(Figure contents as structured data)
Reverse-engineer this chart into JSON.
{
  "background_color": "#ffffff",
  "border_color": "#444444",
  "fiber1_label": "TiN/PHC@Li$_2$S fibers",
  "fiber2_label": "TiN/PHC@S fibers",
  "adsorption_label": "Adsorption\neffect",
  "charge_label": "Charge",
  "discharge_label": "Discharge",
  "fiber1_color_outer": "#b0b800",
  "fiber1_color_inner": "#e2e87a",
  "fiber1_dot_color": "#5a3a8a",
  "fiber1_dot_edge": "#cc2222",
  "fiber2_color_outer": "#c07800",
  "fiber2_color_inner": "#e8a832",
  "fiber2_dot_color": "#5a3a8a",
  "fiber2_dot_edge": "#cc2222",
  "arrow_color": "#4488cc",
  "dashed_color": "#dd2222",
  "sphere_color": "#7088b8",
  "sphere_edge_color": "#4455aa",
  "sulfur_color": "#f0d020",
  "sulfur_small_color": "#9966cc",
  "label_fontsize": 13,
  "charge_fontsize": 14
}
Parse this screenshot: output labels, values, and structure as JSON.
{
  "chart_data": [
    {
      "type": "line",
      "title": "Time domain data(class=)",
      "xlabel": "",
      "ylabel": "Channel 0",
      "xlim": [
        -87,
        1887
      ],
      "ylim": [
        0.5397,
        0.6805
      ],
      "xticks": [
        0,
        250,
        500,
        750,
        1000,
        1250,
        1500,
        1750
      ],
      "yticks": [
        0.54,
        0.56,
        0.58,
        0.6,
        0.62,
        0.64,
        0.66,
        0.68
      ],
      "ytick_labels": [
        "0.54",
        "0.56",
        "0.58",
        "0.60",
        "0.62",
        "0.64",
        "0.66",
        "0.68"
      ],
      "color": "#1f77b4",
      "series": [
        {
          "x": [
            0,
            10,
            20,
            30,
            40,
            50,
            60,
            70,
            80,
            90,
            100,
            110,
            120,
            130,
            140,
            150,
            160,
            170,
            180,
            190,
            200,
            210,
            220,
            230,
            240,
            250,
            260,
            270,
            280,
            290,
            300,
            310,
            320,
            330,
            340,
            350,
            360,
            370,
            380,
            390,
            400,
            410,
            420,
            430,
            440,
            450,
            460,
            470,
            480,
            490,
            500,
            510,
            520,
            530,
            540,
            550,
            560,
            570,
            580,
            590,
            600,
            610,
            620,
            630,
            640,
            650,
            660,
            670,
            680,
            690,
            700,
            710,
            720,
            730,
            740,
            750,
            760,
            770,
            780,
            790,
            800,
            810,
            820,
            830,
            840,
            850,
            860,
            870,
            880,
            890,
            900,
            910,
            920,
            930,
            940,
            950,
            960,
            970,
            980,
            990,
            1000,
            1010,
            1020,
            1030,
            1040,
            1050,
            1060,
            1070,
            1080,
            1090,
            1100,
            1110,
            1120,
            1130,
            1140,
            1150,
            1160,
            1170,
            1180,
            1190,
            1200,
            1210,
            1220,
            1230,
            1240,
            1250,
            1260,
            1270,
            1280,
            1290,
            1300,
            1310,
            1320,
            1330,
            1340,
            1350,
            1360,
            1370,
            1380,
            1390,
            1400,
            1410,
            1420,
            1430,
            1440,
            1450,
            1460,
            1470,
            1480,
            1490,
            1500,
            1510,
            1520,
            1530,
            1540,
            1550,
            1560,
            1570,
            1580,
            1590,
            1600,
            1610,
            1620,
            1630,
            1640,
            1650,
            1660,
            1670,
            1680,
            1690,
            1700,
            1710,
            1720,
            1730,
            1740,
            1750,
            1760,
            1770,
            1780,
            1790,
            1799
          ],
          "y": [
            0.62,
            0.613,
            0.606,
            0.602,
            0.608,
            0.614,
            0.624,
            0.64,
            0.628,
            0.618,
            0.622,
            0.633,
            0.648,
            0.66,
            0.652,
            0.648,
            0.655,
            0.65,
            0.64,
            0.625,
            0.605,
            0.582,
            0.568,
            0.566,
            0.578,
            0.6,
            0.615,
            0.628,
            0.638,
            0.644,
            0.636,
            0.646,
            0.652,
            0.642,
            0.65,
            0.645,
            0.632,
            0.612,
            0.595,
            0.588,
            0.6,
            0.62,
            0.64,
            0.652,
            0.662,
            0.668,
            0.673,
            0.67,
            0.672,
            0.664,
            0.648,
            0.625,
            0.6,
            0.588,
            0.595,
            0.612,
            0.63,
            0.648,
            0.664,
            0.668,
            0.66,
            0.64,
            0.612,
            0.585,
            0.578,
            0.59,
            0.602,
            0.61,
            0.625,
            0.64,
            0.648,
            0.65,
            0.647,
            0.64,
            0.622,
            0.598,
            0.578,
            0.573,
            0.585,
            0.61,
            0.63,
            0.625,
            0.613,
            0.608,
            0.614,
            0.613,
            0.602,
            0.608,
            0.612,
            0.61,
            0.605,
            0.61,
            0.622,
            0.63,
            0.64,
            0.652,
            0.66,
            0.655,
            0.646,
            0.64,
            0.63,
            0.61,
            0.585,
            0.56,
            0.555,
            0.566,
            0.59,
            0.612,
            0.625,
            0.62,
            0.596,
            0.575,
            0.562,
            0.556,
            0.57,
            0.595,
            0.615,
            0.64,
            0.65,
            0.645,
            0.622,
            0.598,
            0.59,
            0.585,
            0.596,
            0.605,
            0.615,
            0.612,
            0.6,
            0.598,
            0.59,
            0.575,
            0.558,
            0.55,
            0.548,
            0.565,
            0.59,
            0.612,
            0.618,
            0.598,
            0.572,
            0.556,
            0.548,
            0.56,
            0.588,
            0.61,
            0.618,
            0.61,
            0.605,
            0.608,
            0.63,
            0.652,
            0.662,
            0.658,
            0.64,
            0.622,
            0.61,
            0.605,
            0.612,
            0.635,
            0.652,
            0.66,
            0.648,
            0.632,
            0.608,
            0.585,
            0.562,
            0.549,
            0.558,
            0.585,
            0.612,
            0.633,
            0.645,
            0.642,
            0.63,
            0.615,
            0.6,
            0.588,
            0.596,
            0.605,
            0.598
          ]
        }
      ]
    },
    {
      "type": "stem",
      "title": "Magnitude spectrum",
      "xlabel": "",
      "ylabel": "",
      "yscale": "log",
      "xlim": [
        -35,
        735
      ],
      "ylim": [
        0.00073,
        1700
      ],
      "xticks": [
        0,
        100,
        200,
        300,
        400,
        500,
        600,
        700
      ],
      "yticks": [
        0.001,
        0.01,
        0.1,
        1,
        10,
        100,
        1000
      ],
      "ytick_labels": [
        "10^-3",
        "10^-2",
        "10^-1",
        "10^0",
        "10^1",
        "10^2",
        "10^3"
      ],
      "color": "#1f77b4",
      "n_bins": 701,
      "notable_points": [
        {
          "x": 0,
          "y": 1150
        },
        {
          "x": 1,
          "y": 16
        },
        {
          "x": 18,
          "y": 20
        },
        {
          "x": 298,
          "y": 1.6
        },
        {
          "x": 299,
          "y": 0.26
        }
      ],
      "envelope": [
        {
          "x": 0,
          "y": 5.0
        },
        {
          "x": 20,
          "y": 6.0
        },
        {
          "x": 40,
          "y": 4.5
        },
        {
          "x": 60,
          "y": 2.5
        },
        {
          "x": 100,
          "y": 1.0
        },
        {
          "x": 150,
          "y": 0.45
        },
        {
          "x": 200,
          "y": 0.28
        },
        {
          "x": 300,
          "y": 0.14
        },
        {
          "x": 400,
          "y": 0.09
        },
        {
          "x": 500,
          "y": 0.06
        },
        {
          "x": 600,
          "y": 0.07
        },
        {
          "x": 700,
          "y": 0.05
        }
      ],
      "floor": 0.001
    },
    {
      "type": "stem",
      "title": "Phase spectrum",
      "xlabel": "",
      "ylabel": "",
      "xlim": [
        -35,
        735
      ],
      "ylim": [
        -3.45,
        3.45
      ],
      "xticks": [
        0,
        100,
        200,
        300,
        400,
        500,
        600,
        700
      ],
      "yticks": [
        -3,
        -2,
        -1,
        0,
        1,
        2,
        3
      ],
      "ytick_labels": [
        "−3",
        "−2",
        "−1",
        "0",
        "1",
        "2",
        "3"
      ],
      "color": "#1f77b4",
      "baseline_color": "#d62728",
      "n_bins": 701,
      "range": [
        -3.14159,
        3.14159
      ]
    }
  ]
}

▶ _WORK REQUIRED_: Copy every line of the material in which the word "fibers" occurs.

▶ _ANSWER FOR THIS EXERCISE_:
  "fiber1_label": "TiN/PHC@Li$_2$S fibers",
  "fiber2_label": "TiN/PHC@S fibers",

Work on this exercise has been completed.